:: Ausgewählter Auszug

Jo dann würde ich auch zum Motorola raten. Zukunftssicher ist allerdings keins der Dinger wenn du dir kein CM draufspielst. Das geht aber relativ einfach; auf meinem S3 ist auch CM12.1 (unofficial)


----------



## Drazor (11. Mai 2015)

Wenn ich fragen dürfte was ist CM ?


----------



## OSche (11. Mai 2015)

Cyanogen Mod, praktisch Android Open Source Code


----------



## Amon (12. Mai 2015)

Welche hast du installiert? Für mein S4 finde ich keine CM12.


----------



## Drazor (12. Mai 2015)

welche Vorteile hab ich mit CM?


----------



## OSche (12. Mai 2015)

Drazor schrieb:


> welche Vorteile hab ich mit CM?


Bei Android ist es meistens so, dass von Seiten der Hersteller (gerade bei Midrange Geräten oder Chinaherstellern) keine Updates mehr kommen sobald das Gerät draußen ist. 
Da Google den Code frei zur Verfügung stellt (Android Open Source Project - AOSP) gibt es dann von Privatleuten oder Firmen (CM ist eine eigene Firma) meistens Ports der neueren Version auf das Handy.
Heißt jetzt nicht das Android ohne Updates komplett unsicher ist, keine Sorge die meisten rennen noch mit alten Android Versionen rum, mich hat es aber am Ende genervt 500€ für das S3 hinzublättern und Samsung sagt dann nach 1nem Jahr, dass keine neuen Updates mehr kommen.
War Version 4.4.3. Über CM hab ich mir dann CM11 (Android 4.4.4) draufgespielt und dann ein inoffizielles CM von der Community (XDA-Forums) auf CM12 (Android 5/L) und aktuell CM12.1(Android 5.1.1)

TL;DR
CM ist Android von der Community die dein Handy aktuell hält.


----------



## claster17 (12. Mai 2015)

Amon schrieb:


> Für mein S4 finde ich keine CM12.

::::
:: Dateneinträge

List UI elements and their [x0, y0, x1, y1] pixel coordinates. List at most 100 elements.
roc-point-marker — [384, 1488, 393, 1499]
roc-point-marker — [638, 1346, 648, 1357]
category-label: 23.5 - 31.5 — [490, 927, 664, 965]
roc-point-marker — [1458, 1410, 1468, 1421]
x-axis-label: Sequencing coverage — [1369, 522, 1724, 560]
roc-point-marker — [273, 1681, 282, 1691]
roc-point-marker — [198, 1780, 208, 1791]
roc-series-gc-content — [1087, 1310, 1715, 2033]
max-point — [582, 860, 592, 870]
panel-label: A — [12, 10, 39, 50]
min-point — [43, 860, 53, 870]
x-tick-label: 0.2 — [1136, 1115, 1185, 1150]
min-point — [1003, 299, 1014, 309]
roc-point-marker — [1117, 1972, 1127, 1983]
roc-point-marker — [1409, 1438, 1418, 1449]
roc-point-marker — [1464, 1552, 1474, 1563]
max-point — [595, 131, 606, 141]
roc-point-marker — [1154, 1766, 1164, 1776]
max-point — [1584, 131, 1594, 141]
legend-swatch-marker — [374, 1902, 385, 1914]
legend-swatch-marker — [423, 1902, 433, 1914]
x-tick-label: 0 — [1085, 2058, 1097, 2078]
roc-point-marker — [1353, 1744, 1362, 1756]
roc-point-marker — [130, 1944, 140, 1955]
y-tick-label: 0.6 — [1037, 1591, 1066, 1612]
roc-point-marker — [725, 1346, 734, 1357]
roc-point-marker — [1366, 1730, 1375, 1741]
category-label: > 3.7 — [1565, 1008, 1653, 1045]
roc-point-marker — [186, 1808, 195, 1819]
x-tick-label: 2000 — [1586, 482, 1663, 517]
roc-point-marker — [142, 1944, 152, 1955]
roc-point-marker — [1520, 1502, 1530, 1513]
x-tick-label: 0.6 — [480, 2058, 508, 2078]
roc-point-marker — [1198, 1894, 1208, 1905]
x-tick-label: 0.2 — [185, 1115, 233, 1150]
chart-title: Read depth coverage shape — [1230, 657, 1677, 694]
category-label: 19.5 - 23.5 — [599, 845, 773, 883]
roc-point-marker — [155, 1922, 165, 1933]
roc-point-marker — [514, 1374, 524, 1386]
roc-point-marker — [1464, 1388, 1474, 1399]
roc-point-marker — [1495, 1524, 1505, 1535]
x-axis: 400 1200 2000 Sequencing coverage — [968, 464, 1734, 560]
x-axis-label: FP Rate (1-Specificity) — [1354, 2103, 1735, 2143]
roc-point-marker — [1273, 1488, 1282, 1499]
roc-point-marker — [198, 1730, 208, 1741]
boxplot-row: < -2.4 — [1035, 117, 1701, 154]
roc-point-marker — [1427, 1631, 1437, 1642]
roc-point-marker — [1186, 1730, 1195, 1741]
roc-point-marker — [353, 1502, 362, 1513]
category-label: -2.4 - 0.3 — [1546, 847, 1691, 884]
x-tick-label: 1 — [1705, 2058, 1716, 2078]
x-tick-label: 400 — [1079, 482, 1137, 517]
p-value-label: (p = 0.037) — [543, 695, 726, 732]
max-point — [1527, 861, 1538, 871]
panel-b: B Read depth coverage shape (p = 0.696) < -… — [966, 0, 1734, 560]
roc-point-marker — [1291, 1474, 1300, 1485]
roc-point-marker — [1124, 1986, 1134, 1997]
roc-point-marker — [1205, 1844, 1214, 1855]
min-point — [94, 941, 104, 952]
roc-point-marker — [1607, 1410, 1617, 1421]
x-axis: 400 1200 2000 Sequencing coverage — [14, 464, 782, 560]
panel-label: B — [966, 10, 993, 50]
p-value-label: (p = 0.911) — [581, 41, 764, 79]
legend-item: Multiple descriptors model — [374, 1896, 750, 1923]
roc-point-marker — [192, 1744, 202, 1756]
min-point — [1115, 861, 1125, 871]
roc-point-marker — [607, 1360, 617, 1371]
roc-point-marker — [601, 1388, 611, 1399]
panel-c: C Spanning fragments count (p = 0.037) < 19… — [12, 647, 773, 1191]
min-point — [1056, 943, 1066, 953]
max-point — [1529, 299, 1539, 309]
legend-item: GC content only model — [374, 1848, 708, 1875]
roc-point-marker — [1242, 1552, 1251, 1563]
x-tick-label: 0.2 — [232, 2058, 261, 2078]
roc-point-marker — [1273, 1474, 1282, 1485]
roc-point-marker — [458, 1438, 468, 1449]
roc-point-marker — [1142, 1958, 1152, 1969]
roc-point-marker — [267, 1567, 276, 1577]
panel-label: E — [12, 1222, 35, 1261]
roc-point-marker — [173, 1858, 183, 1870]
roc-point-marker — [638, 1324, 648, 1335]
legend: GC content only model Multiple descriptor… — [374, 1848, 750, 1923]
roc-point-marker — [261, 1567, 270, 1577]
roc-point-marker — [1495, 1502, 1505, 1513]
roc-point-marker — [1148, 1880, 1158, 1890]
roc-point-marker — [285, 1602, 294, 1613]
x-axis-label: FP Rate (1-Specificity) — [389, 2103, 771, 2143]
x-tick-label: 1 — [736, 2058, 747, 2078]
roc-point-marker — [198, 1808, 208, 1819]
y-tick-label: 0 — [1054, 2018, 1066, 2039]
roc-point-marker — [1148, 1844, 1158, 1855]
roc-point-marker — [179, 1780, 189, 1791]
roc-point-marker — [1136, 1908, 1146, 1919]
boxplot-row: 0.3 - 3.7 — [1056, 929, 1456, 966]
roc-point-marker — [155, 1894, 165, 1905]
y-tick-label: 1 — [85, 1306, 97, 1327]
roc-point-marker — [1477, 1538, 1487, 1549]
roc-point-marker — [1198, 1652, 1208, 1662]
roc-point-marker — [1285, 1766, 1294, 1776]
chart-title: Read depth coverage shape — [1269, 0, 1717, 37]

::::

Welcher Android-Version entspricht CM12.1 laut dem Forenauszug über Cyanogen Mod?

Android 5.1.1